• Stated exercise: Give the listing again character for character, but drop the images.

Figure record listings
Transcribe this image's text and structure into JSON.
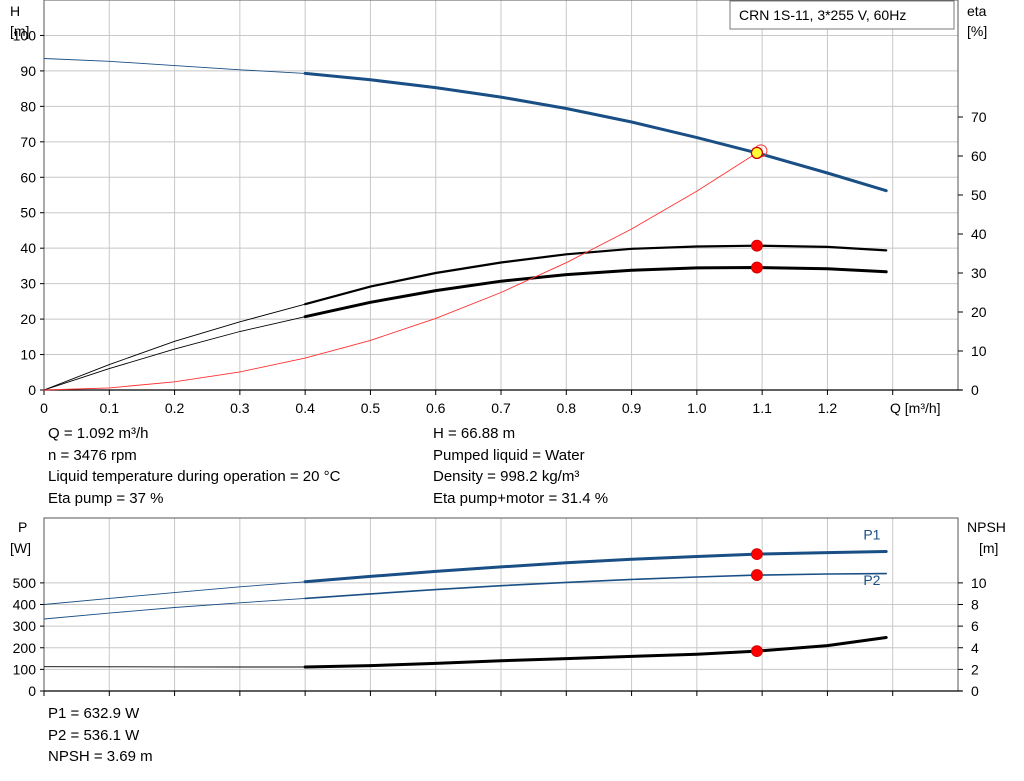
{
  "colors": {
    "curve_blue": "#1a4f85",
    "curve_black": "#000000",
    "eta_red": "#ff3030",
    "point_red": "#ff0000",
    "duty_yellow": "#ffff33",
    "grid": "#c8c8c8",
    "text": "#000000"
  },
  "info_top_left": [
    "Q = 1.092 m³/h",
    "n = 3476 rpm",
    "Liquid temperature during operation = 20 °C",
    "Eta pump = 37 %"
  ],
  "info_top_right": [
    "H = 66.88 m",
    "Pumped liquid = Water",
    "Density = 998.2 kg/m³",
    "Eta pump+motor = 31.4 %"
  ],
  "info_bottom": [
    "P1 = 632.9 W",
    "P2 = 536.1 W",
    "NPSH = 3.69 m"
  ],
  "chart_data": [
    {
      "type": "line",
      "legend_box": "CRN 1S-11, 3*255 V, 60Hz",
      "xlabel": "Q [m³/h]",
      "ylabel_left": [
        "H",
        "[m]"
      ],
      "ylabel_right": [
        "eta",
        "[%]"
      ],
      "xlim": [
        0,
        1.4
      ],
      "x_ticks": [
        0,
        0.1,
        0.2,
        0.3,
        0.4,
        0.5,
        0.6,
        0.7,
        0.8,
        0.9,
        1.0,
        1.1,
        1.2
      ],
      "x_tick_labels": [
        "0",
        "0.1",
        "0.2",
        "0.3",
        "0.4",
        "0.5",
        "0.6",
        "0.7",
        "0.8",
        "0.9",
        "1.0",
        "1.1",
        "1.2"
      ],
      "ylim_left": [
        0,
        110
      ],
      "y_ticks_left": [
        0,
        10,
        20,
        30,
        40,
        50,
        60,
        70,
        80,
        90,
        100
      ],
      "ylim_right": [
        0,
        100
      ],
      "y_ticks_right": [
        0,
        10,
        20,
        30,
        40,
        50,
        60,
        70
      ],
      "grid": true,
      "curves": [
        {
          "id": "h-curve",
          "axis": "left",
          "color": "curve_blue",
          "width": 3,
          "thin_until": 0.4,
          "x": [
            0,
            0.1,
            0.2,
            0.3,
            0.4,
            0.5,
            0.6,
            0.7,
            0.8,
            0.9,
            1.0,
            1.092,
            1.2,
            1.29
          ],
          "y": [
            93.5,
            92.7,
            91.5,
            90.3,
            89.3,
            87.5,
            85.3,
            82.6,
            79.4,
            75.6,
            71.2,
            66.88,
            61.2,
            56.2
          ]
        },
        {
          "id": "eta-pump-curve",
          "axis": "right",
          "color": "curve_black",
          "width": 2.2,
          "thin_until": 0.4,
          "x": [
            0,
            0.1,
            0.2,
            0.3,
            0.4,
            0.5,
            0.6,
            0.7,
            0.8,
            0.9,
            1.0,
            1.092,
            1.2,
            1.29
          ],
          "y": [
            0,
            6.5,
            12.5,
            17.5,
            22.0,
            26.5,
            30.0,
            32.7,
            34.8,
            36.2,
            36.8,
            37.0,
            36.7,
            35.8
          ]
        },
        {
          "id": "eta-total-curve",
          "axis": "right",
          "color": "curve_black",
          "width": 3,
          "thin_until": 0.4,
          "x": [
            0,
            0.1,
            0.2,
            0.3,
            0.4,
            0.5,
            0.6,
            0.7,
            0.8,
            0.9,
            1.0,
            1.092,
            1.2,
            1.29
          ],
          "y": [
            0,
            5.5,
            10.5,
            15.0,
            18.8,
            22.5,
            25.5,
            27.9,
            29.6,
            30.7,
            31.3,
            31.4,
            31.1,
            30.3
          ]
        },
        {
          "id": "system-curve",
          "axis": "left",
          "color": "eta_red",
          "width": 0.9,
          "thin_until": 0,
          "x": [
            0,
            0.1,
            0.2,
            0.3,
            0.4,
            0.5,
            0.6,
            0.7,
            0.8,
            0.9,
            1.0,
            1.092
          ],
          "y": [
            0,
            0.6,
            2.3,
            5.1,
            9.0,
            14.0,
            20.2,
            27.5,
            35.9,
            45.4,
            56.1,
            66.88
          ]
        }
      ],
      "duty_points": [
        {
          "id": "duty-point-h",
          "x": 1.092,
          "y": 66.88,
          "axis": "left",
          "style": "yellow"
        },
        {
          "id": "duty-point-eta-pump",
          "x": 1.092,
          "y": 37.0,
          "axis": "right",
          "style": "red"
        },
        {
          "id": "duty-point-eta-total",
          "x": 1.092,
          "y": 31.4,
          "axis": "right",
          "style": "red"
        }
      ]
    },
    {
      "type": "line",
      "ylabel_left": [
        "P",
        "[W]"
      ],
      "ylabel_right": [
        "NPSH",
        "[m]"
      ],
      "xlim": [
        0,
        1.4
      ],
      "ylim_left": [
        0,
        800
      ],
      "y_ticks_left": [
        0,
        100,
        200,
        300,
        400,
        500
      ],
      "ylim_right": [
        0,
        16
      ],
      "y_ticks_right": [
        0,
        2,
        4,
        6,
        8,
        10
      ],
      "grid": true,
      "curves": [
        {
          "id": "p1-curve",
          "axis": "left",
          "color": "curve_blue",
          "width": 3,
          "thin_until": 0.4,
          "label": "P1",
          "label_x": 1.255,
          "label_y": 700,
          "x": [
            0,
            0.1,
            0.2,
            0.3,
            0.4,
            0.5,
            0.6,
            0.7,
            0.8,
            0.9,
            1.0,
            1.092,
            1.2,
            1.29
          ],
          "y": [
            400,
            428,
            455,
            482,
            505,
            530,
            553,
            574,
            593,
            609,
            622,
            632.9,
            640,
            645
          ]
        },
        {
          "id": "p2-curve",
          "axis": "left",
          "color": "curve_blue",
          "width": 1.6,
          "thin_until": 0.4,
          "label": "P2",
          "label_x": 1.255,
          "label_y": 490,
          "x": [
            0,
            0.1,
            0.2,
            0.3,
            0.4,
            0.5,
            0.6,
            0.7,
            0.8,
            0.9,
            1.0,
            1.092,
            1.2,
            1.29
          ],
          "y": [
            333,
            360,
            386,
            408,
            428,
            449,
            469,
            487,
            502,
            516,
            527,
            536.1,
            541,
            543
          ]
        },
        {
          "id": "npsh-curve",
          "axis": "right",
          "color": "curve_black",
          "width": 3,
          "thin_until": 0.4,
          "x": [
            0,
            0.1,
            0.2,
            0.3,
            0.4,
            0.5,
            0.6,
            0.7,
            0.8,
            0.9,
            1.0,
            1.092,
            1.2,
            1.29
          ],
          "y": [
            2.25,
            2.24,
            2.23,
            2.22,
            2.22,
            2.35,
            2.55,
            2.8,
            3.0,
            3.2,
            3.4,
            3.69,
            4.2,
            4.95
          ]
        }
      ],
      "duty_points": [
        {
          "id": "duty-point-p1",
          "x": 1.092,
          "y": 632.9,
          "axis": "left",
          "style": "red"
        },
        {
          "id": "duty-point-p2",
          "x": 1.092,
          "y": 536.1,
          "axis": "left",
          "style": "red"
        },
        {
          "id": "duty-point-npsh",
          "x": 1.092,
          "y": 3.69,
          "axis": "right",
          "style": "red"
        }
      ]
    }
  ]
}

• Problem solution:
Transcribe this image's text and structure into JSON.
{
  "colors": {
    "curve_blue": "#1a4f85",
    "curve_black": "#000000",
    "eta_red": "#ff3030",
    "point_red": "#ff0000",
    "duty_yellow": "#ffff33",
    "grid": "#c8c8c8",
    "text": "#000000"
  },
  "info_top_left": [
    "Q = 1.092 m³/h",
    "n = 3476 rpm",
    "Liquid temperature during operation = 20 °C",
    "Eta pump = 37 %"
  ],
  "info_top_right": [
    "H = 66.88 m",
    "Pumped liquid = Water",
    "Density = 998.2 kg/m³",
    "Eta pump+motor = 31.4 %"
  ],
  "info_bottom": [
    "P1 = 632.9 W",
    "P2 = 536.1 W",
    "NPSH = 3.69 m"
  ],
  "chart_data": [
    {
      "type": "line",
      "legend_box": "CRN 1S-11, 3*255 V, 60Hz",
      "xlabel": "Q [m³/h]",
      "ylabel_left": [
        "H",
        "[m]"
      ],
      "ylabel_right": [
        "eta",
        "[%]"
      ],
      "xlim": [
        0,
        1.4
      ],
      "x_ticks": [
        0,
        0.1,
        0.2,
        0.3,
        0.4,
        0.5,
        0.6,
        0.7,
        0.8,
        0.9,
        1.0,
        1.1,
        1.2
      ],
      "x_tick_labels": [
        "0",
        "0.1",
        "0.2",
        "0.3",
        "0.4",
        "0.5",
        "0.6",
        "0.7",
        "0.8",
        "0.9",
        "1.0",
        "1.1",
        "1.2"
      ],
      "ylim_left": [
        0,
        110
      ],
      "y_ticks_left": [
        0,
        10,
        20,
        30,
        40,
        50,
        60,
        70,
        80,
        90,
        100
      ],
      "ylim_right": [
        0,
        100
      ],
      "y_ticks_right": [
        0,
        10,
        20,
        30,
        40,
        50,
        60,
        70
      ],
      "grid": true,
      "curves": [
        {
          "id": "h-curve",
          "axis": "left",
          "color": "curve_blue",
          "width": 3,
          "thin_until": 0.4,
          "x": [
            0,
            0.1,
            0.2,
            0.3,
            0.4,
            0.5,
            0.6,
            0.7,
            0.8,
            0.9,
            1.0,
            1.092,
            1.2,
            1.29
          ],
          "y": [
            93.5,
            92.7,
            91.5,
            90.3,
            89.3,
            87.5,
            85.3,
            82.6,
            79.4,
            75.6,
            71.2,
            66.88,
            61.2,
            56.2
          ]
        },
        {
          "id": "eta-pump-curve",
          "axis": "right",
          "color": "curve_black",
          "width": 2.2,
          "thin_until": 0.4,
          "x": [
            0,
            0.1,
            0.2,
            0.3,
            0.4,
            0.5,
            0.6,
            0.7,
            0.8,
            0.9,
            1.0,
            1.092,
            1.2,
            1.29
          ],
          "y": [
            0,
            6.5,
            12.5,
            17.5,
            22.0,
            26.5,
            30.0,
            32.7,
            34.8,
            36.2,
            36.8,
            37.0,
            36.7,
            35.8
          ]
        },
        {
          "id": "eta-total-curve",
          "axis": "right",
          "color": "curve_black",
          "width": 3,
          "thin_until": 0.4,
          "x": [
            0,
            0.1,
            0.2,
            0.3,
            0.4,
            0.5,
            0.6,
            0.7,
            0.8,
            0.9,
            1.0,
            1.092,
            1.2,
            1.29
          ],
          "y": [
            0,
            5.5,
            10.5,
            15.0,
            18.8,
            22.5,
            25.5,
            27.9,
            29.6,
            30.7,
            31.3,
            31.4,
            31.1,
            30.3
          ]
        },
        {
          "id": "system-curve",
          "axis": "left",
          "color": "eta_red",
          "width": 0.9,
          "thin_until": 0,
          "x": [
            0,
            0.1,
            0.2,
            0.3,
            0.4,
            0.5,
            0.6,
            0.7,
            0.8,
            0.9,
            1.0,
            1.092
          ],
          "y": [
            0,
            0.6,
            2.3,
            5.1,
            9.0,
            14.0,
            20.2,
            27.5,
            35.9,
            45.4,
            56.1,
            66.88
          ]
        }
      ],
      "duty_points": [
        {
          "id": "duty-point-h",
          "x": 1.092,
          "y": 66.88,
          "axis": "left",
          "style": "yellow"
        },
        {
          "id": "duty-point-eta-pump",
          "x": 1.092,
          "y": 37.0,
          "axis": "right",
          "style": "red"
        },
        {
          "id": "duty-point-eta-total",
          "x": 1.092,
          "y": 31.4,
          "axis": "right",
          "style": "red"
        }
      ]
    },
    {
      "type": "line",
      "ylabel_left": [
        "P",
        "[W]"
      ],
      "ylabel_right": [
        "NPSH",
        "[m]"
      ],
      "xlim": [
        0,
        1.4
      ],
      "ylim_left": [
        0,
        800
      ],
      "y_ticks_left": [
        0,
        100,
        200,
        300,
        400,
        500
      ],
      "ylim_right": [
        0,
        16
      ],
      "y_ticks_right": [
        0,
        2,
        4,
        6,
        8,
        10
      ],
      "grid": true,
      "curves": [
        {
          "id": "p1-curve",
          "axis": "left",
          "color": "curve_blue",
          "width": 3,
          "thin_until": 0.4,
          "label": "P1",
          "label_x": 1.255,
          "label_y": 700,
          "x": [
            0,
            0.1,
            0.2,
            0.3,
            0.4,
            0.5,
            0.6,
            0.7,
            0.8,
            0.9,
            1.0,
            1.092,
            1.2,
            1.29
          ],
          "y": [
            400,
            428,
            455,
            482,
            505,
            530,
            553,
            574,
            593,
            609,
            622,
            632.9,
            640,
            645
          ]
        },
        {
          "id": "p2-curve",
          "axis": "left",
          "color": "curve_blue",
          "width": 1.6,
          "thin_until": 0.4,
          "label": "P2",
          "label_x": 1.255,
          "label_y": 490,
          "x": [
            0,
            0.1,
            0.2,
            0.3,
            0.4,
            0.5,
            0.6,
            0.7,
            0.8,
            0.9,
            1.0,
            1.092,
            1.2,
            1.29
          ],
          "y": [
            333,
            360,
            386,
            408,
            428,
            449,
            469,
            487,
            502,
            516,
            527,
            536.1,
            541,
            543
          ]
        },
        {
          "id": "npsh-curve",
          "axis": "right",
          "color": "curve_black",
          "width": 3,
          "thin_until": 0.4,
          "x": [
            0,
            0.1,
            0.2,
            0.3,
            0.4,
            0.5,
            0.6,
            0.7,
            0.8,
            0.9,
            1.0,
            1.092,
            1.2,
            1.29
          ],
          "y": [
            2.25,
            2.24,
            2.23,
            2.22,
            2.22,
            2.35,
            2.55,
            2.8,
            3.0,
            3.2,
            3.4,
            3.69,
            4.2,
            4.95
          ]
        }
      ],
      "duty_points": [
        {
          "id": "duty-point-p1",
          "x": 1.092,
          "y": 632.9,
          "axis": "left",
          "style": "red"
        },
        {
          "id": "duty-point-p2",
          "x": 1.092,
          "y": 536.1,
          "axis": "left",
          "style": "red"
        },
        {
          "id": "duty-point-npsh",
          "x": 1.092,
          "y": 3.69,
          "axis": "right",
          "style": "red"
        }
      ]
    }
  ]
}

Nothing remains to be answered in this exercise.